> **Problem to work on**
Report all lines holding "JSON".

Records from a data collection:

......

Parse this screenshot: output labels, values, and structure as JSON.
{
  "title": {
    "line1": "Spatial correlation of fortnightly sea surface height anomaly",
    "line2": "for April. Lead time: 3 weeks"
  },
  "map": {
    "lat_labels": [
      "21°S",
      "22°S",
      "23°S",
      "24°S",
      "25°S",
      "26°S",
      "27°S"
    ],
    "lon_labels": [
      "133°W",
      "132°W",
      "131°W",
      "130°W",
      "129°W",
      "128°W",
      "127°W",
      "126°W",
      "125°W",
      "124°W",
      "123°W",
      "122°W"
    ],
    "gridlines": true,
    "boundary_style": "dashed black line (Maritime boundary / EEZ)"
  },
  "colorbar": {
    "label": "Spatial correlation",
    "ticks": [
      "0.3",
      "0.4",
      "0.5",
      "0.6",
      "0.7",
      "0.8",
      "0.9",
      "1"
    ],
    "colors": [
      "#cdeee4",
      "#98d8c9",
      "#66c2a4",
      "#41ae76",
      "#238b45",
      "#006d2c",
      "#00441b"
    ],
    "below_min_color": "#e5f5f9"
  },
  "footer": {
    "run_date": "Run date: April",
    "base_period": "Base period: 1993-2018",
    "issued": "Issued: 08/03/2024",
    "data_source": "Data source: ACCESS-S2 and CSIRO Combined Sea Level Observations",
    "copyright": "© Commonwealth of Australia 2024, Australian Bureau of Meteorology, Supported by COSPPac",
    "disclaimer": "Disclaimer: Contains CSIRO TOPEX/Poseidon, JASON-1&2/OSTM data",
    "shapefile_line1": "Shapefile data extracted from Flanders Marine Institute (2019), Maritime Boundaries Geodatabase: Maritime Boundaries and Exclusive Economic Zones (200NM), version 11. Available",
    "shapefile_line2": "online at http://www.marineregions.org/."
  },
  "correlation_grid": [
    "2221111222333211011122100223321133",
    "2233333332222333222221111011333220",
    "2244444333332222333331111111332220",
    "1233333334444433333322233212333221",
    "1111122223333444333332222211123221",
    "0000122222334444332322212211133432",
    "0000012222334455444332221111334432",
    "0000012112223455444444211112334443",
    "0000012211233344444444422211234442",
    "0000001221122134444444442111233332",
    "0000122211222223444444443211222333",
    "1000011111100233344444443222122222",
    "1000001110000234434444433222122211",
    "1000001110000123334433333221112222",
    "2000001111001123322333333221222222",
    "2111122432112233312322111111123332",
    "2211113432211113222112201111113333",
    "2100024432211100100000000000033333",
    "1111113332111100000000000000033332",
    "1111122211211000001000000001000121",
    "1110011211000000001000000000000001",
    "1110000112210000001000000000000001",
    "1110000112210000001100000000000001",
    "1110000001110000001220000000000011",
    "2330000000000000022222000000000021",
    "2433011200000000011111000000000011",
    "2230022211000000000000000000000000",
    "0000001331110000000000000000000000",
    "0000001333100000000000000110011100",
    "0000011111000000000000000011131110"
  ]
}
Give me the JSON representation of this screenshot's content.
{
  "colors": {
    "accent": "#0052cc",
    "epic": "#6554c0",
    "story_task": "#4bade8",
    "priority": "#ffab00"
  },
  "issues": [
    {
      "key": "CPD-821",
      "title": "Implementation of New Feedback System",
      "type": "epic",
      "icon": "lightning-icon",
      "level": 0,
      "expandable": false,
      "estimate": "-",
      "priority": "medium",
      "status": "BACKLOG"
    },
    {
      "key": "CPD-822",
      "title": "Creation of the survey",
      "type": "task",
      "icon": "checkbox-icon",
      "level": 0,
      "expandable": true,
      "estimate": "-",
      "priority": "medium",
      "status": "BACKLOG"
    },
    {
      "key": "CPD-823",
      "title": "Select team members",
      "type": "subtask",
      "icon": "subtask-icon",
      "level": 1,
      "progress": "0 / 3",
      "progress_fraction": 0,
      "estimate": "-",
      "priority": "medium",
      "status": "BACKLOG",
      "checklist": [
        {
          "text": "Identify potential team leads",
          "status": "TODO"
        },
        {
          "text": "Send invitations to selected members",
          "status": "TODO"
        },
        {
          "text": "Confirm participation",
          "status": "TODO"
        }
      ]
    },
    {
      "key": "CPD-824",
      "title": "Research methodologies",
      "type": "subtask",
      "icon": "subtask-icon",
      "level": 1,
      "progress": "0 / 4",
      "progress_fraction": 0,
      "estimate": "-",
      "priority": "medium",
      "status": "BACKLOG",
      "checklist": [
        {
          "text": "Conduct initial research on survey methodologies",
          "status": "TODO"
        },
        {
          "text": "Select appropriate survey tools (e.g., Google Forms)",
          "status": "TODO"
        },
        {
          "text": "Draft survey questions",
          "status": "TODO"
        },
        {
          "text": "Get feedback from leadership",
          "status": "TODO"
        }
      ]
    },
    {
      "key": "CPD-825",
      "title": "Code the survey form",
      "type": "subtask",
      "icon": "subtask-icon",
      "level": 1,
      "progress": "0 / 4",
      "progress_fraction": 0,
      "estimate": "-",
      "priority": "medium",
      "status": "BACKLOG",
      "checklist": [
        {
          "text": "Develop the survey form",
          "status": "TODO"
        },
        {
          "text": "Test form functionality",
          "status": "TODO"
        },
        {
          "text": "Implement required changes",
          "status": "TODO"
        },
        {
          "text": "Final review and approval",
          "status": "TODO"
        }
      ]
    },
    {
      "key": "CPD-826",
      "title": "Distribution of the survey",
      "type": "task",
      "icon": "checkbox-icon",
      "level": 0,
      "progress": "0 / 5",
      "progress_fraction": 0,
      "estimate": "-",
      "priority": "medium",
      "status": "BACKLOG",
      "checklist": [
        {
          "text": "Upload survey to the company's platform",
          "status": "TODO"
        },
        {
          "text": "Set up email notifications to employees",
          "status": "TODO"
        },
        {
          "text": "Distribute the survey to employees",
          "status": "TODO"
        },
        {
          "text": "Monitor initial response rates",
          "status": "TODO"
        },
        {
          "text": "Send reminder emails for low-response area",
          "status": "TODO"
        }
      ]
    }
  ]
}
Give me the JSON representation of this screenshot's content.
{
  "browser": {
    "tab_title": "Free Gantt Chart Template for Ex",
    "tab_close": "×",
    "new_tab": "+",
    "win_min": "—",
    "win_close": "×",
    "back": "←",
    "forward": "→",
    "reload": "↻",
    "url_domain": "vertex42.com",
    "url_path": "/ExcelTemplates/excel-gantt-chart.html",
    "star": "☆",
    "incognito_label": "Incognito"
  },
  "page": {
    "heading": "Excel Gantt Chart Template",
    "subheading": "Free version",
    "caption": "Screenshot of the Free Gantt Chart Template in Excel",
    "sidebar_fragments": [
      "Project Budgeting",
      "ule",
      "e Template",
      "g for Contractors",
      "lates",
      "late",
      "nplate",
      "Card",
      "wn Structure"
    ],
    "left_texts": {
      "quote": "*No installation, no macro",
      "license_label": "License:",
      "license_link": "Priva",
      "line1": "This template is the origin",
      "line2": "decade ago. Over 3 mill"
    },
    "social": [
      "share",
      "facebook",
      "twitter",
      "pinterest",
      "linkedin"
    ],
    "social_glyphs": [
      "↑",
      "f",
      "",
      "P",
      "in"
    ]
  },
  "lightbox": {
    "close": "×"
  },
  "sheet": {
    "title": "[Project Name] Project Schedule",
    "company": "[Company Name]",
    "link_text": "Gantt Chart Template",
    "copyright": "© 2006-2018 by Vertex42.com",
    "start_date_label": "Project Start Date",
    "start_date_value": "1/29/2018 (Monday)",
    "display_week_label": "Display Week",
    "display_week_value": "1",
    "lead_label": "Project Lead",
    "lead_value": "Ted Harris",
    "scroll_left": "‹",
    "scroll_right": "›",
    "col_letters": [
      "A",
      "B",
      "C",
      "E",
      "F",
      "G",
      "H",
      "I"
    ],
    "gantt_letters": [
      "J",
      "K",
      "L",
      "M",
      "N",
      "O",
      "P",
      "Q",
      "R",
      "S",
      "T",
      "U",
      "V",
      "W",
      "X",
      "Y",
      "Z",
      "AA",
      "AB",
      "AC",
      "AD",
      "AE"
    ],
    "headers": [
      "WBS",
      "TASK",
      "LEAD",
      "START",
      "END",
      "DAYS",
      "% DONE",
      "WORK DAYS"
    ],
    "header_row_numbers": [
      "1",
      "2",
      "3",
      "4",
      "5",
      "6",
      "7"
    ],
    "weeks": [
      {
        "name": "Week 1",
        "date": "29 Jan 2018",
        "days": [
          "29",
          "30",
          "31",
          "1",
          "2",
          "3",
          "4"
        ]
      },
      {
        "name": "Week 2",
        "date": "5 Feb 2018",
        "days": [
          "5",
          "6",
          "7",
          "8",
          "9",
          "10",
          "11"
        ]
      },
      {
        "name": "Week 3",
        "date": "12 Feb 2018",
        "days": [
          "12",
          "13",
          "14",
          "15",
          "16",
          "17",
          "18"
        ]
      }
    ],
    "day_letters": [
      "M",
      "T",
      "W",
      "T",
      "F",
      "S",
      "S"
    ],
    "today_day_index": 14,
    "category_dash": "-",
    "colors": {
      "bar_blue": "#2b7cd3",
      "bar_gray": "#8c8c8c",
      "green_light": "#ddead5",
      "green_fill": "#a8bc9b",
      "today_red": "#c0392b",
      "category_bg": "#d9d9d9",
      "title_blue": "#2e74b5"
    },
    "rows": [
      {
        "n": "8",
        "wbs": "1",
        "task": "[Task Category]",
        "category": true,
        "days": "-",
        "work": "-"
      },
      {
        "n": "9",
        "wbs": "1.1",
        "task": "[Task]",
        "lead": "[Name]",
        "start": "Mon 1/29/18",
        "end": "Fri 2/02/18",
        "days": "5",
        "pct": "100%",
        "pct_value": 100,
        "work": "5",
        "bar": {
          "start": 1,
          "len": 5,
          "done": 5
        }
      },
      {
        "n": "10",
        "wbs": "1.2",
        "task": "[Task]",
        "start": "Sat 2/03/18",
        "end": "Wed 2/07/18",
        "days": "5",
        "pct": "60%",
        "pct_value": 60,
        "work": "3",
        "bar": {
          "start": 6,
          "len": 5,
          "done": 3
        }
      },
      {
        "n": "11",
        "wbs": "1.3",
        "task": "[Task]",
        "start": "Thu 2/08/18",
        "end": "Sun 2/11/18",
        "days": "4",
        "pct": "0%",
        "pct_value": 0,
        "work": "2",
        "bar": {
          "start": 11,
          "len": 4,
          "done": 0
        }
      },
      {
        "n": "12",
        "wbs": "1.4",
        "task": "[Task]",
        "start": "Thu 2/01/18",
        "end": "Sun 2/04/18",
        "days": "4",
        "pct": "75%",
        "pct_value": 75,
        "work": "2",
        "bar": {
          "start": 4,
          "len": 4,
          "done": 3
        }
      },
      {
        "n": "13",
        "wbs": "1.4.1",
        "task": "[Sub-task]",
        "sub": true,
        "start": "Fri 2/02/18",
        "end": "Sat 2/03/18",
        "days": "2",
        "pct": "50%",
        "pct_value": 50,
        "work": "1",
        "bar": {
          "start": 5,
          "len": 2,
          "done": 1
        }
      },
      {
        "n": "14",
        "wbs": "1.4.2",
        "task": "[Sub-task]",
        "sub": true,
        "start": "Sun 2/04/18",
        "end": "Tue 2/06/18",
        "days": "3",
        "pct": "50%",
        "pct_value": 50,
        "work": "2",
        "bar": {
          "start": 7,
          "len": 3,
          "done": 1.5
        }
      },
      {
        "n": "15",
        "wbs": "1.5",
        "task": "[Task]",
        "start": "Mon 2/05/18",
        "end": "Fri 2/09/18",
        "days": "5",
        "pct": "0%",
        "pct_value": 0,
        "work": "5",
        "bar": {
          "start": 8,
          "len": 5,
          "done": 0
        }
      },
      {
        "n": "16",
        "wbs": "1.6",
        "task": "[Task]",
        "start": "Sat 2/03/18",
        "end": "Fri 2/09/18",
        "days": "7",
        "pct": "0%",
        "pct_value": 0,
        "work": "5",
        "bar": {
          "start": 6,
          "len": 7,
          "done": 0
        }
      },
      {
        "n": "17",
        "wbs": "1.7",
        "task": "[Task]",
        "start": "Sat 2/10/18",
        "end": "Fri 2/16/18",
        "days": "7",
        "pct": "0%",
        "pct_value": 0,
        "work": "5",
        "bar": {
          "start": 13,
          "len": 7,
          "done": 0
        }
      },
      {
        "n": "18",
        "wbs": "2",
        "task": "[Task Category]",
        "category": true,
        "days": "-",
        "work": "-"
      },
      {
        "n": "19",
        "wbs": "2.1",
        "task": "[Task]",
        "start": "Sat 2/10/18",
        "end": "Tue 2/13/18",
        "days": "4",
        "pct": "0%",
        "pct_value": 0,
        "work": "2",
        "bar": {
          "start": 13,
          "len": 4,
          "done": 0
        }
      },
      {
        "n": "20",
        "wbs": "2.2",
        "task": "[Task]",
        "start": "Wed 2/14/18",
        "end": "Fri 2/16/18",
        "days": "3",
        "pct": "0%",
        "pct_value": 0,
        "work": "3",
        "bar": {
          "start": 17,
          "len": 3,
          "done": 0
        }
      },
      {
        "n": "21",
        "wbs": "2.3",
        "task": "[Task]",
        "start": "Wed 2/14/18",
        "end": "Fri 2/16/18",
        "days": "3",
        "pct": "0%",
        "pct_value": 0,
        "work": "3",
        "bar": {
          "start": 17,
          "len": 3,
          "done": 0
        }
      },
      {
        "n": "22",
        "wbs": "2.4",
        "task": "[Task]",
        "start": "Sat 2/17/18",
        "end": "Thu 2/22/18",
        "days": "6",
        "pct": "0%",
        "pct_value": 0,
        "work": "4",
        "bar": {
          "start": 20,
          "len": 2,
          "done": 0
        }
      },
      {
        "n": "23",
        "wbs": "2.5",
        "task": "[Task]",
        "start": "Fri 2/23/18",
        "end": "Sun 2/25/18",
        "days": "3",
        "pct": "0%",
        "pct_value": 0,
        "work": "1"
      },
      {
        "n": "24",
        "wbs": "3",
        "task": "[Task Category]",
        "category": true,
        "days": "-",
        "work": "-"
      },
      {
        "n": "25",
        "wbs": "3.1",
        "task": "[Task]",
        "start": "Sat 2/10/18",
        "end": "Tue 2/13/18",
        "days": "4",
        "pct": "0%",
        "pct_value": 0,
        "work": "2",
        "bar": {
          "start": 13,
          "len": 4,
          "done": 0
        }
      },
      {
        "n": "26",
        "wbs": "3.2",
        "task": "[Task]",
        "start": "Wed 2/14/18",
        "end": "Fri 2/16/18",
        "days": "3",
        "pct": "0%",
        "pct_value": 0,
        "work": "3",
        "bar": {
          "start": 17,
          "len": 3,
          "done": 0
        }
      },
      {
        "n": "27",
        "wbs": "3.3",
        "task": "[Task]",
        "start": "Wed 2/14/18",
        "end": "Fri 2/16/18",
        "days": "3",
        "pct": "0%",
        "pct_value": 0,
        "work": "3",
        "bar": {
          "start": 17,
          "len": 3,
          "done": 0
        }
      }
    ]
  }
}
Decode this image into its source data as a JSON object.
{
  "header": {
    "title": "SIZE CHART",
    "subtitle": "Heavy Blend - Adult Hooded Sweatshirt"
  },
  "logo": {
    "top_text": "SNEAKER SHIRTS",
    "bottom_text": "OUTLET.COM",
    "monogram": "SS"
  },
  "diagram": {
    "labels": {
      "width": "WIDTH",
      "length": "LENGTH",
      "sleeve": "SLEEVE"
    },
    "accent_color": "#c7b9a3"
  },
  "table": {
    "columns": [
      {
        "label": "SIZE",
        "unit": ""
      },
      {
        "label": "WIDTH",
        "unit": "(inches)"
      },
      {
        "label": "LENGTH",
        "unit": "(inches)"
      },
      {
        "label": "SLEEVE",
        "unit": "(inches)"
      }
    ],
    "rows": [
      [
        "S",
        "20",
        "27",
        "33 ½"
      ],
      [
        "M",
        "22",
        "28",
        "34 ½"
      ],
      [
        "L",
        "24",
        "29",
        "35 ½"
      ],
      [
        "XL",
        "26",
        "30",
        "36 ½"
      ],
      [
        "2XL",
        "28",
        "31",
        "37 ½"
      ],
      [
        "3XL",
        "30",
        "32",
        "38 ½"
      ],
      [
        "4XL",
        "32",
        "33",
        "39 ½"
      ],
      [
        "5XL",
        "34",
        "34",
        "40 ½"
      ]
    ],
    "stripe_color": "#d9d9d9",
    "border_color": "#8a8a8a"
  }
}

......

> **Task result**
Parse this screenshot: output labels, values, and structure as JSON.
Give me the JSON representation of this screenshot's content.
Give me the JSON representation of this screenshot's content.
Decode this image into its source data as a JSON object.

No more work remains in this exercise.